▸ Provided records:
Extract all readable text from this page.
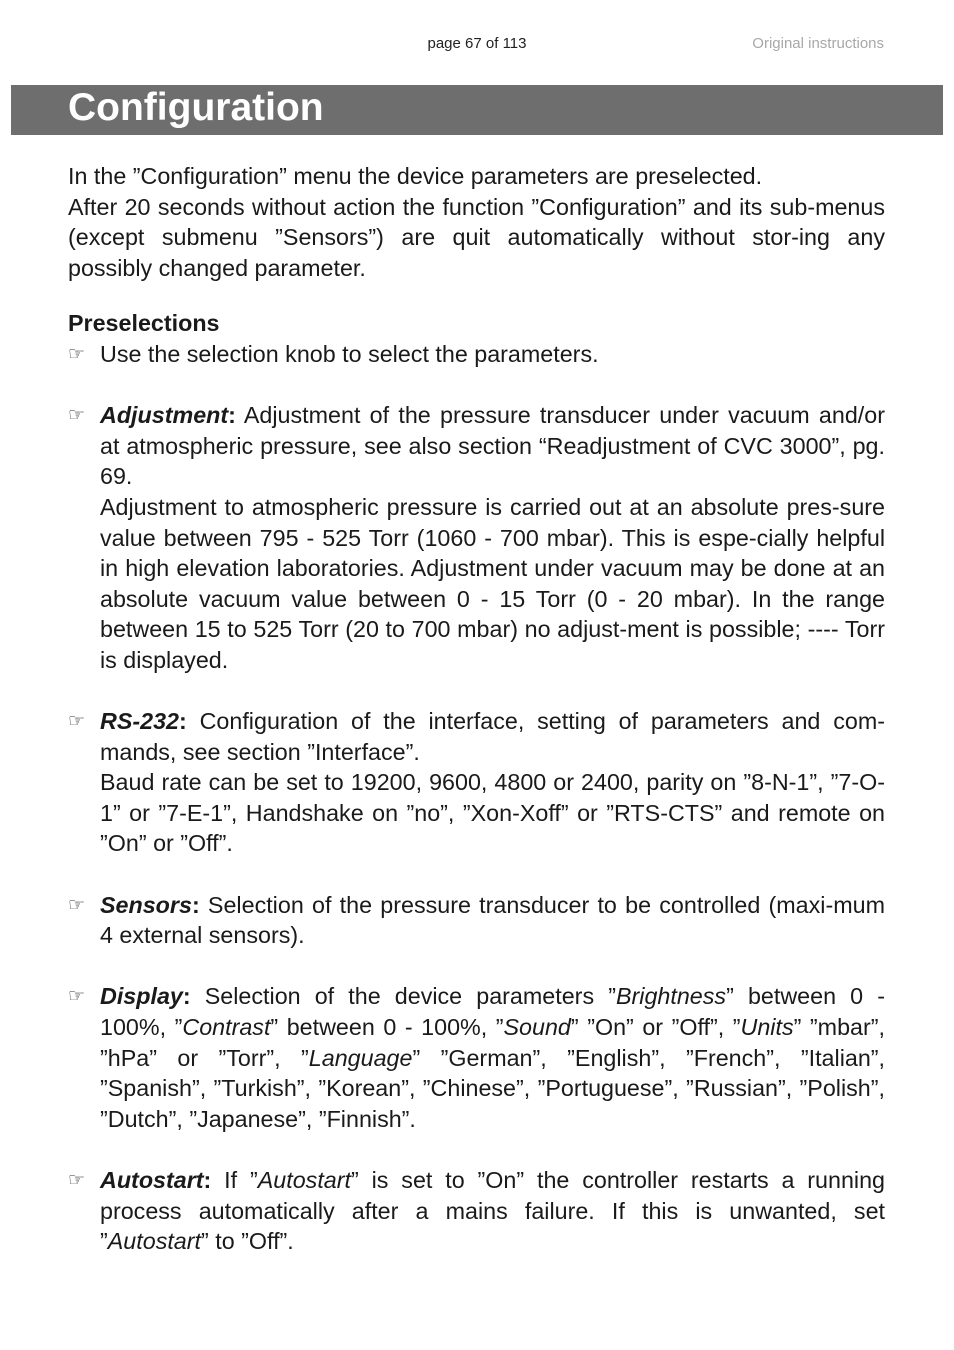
page 67 of 113	Original instructions
Configuration

In the ”Configuration” menu the device parameters are preselected.

After 20 seconds without action the function ”Configuration” and its sub-menus (except submenu ”Sensors”) are quit automatically without stor-ing any possibly changed parameter.

Preselections

☞ Use the selection knob to select the parameters.
☞ Adjustment: Adjustment of the pressure transducer under vacuum and/or at atmospheric pressure, see also section “Readjustment of CVC 3000”, pg. 69.

Adjustment to atmospheric pressure is carried out at an absolute pres-sure value between 795 - 525 Torr (1060 - 700 mbar). This is espe-cially helpful in high elevation laboratories. Adjustment under vacuum may be done at an absolute vacuum value between 0 - 15 Torr (0 - 20 mbar). In the range between 15 to 525 Torr (20 to 700 mbar) no adjust-ment is possible; ---- Torr is displayed.

☞ RS-232: Configuration of the interface, setting of parameters and com-mands, see section ”Interface”.

Baud rate can be set to 19200, 9600, 4800 or 2400, parity on ”8-N-1”, ”7-O-1” or ”7-E-1”, Handshake on ”no”, ”Xon-Xoff” or ”RTS-CTS” and remote on ”On” or ”Off”.

☞ Sensors: Selection of the pressure transducer to be controlled (maxi-mum 4 external sensors).

☞ Display: Selection of the device parameters ”Brightness” between 0 - 100%, ”Contrast” between 0 - 100%, ”Sound” ”On” or ”Off”, ”Units” ”mbar”, ”hPa” or ”Torr”, ”Language” ”German”, ”English”, ”French”, ”Italian”, ”Spanish”, ”Turkish”, ”Korean”, ”Chinese”, ”Portuguese”, ”Russian”, ”Polish”, ”Dutch”, ”Japanese”, ”Finnish”.

☞ Autostart: If ”Autostart” is set to ”On” the controller restarts a running process automatically after a mains failure. If this is unwanted, set ”Autostart” to ”Off”.
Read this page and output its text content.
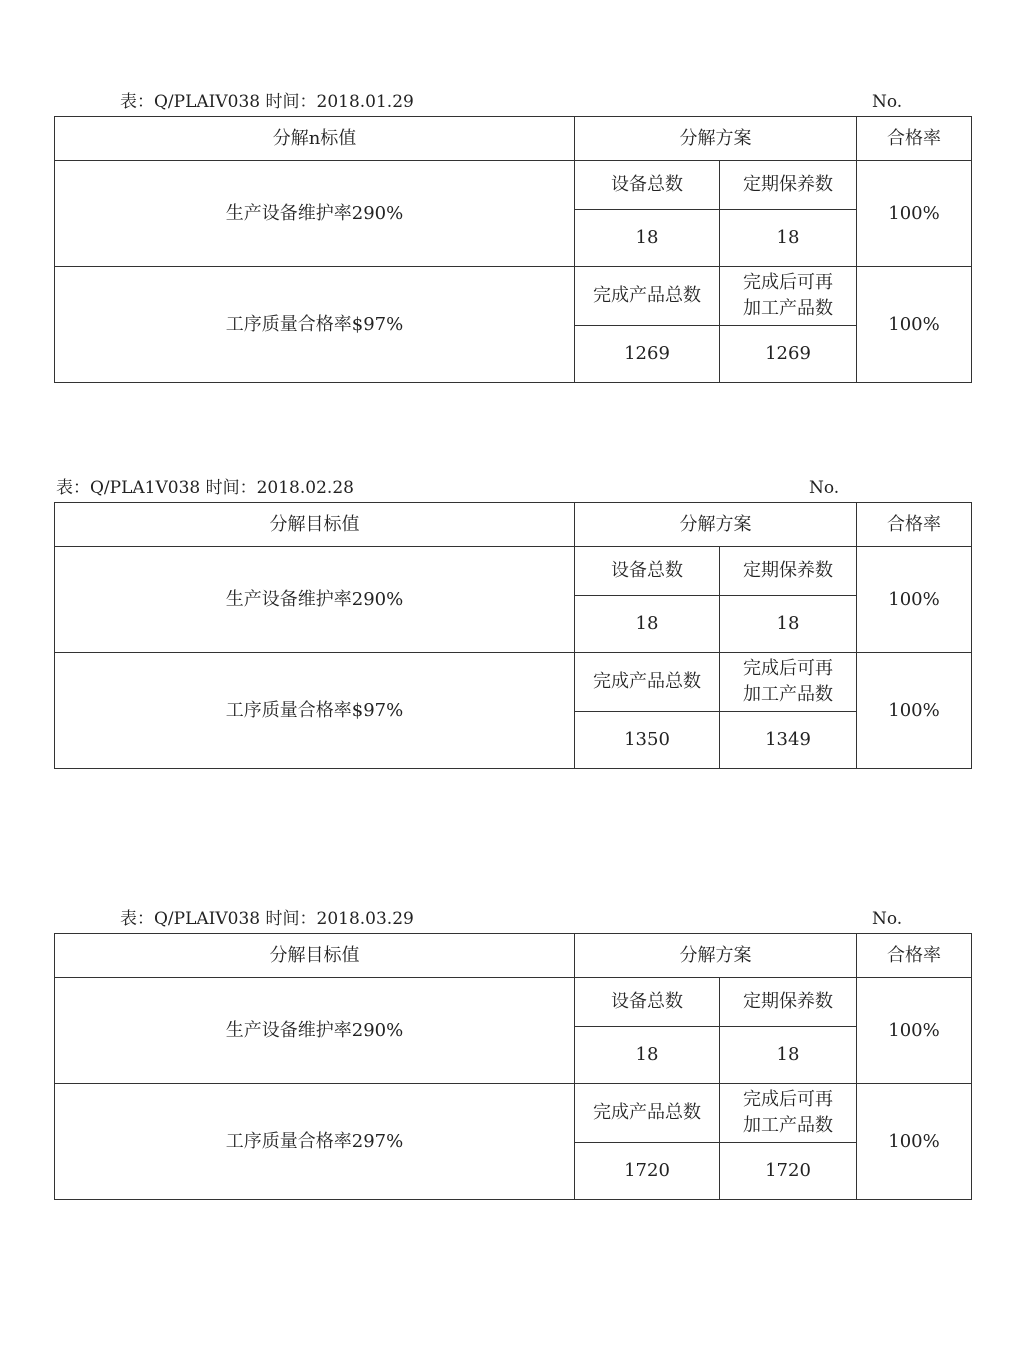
表：Q/PLAIV038 时间：2018.01.29	No.
分解n标值	分解方案		合格率
生产设备维护率290%	设备总数	定期保养数	100%
	18	18	
工序质量合格率$97%	完成产品总数	完成后可再
加工产品数	100%
	1269	1269	
表：Q/PLA1V038 时间：2018.02.28	No.
分解目标值	分解方案		合格率
生产设备维护率290%	设备总数	定期保养数	100%
	18	18	
工序质量合格率$97%	完成产品总数	完成后可再
加工产品数	100%
	1350	1349	
表：Q/PLAIV038 时间：2018.03.29	No.
分解目标值	分解方案		合格率
生产设备维护率290%	设备总数	定期保养数	100%
	18	18	
工序质量合格率297%	完成产品总数	完成后可再
加工产品数	100%
	1720	1720	
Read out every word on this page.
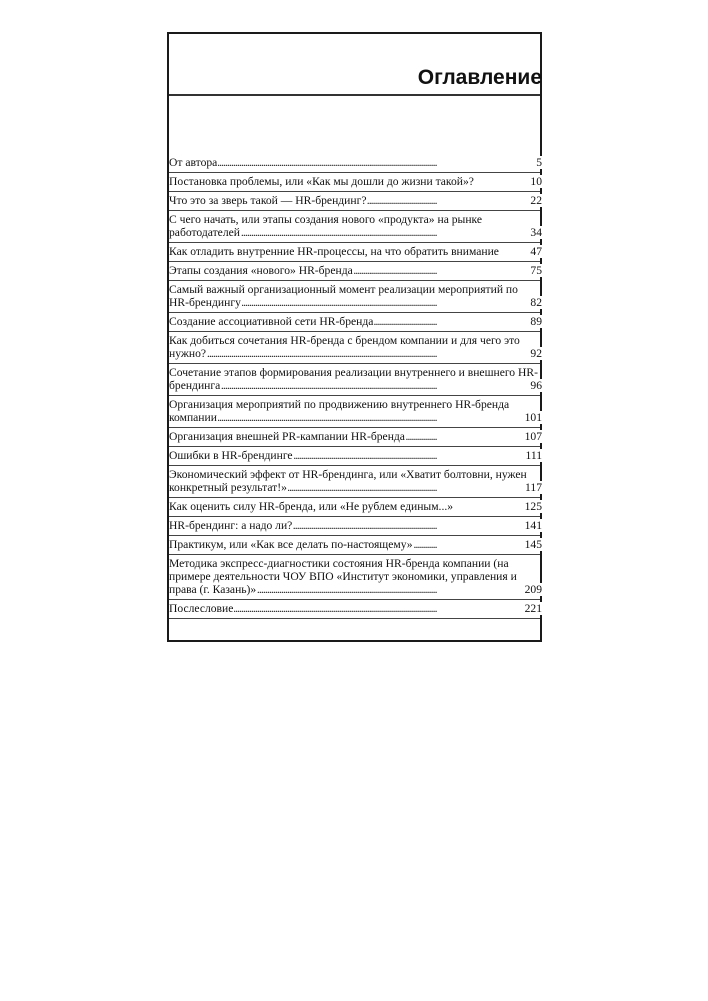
Оглавление
От автора	5
. . .
Постановка проблемы, или «Как мы дошли до жизни такой»?	10
. . .
Что это за зверь такой — HR-брендинг?	22
. . .
С чего начать, или этапы создания нового «продукта» на рынке работодателей	34
. . .
Как отладить внутренние HR-процессы, на что обратить внимание	47
. . .
Этапы создания «нового» HR-бренда	75
. . .
Самый важный организационный момент реализации мероприятий по HR-брендингу	82
. . .
Создание ассоциативной сети HR-бренда	89
. . .
Как добиться сочетания HR-бренда с брендом компании и для чего это нужно?	92
. . .
Сочетание этапов формирования реализации внутреннего и внешнего HR-брендинга	96
. . .
Организация мероприятий по продвижению внутреннего HR-бренда компании	101
. . .
Организация внешней PR-кампании HR-бренда	107
. . .
Ошибки в HR-брендинге	111
. . .
Экономический эффект от HR-брендинга, или «Хватит болтовни, нужен конкретный результат!»	117
. . .
Как оценить силу HR-бренда, или «Не рублем единым...»	125
. . .
HR-брендинг: а надо ли?	141
. . .
Практикум, или «Как все делать по-настоящему»	145
. . .
Методика экспресс-диагностики состояния HR-бренда компании (на примере деятельности ЧОУ ВПО «Институт экономики, управления и права (г. Казань)»	209
. . .
Послесловие	221
. . .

▸ Set exercise: Repeat exactly the lines from the one containing "Read out every word on this page." through the last line of the records above, both included, and leave out the pictures.

▸ The result:
Read out every word on this page.
Оглавление
От автора	5
. . .
Постановка проблемы, или «Как мы дошли до жизни такой»?	10
. . .
Что это за зверь такой — HR-брендинг?	22
. . .
С чего начать, или этапы создания нового «продукта» на рынке работодателей	34
. . .
Как отладить внутренние HR-процессы, на что обратить внимание	47
. . .
Этапы создания «нового» HR-бренда	75
. . .
Самый важный организационный момент реализации мероприятий по HR-брендингу	82
. . .
Создание ассоциативной сети HR-бренда	89
. . .
Как добиться сочетания HR-бренда с брендом компании и для чего это нужно?	92
. . .
Сочетание этапов формирования реализации внутреннего и внешнего HR-брендинга	96
. . .
Организация мероприятий по продвижению внутреннего HR-бренда компании	101
. . .
Организация внешней PR-кампании HR-бренда	107
. . .
Ошибки в HR-брендинге	111
. . .
Экономический эффект от HR-брендинга, или «Хватит болтовни, нужен конкретный результат!»	117
. . .
Как оценить силу HR-бренда, или «Не рублем единым...»	125
. . .
HR-брендинг: а надо ли?	141
. . .
Практикум, или «Как все делать по-настоящему»	145
. . .
Методика экспресс-диагностики состояния HR-бренда компании (на примере деятельности ЧОУ ВПО «Институт экономики, управления и права (г. Казань)»	209
. . .
Послесловие	221
. . .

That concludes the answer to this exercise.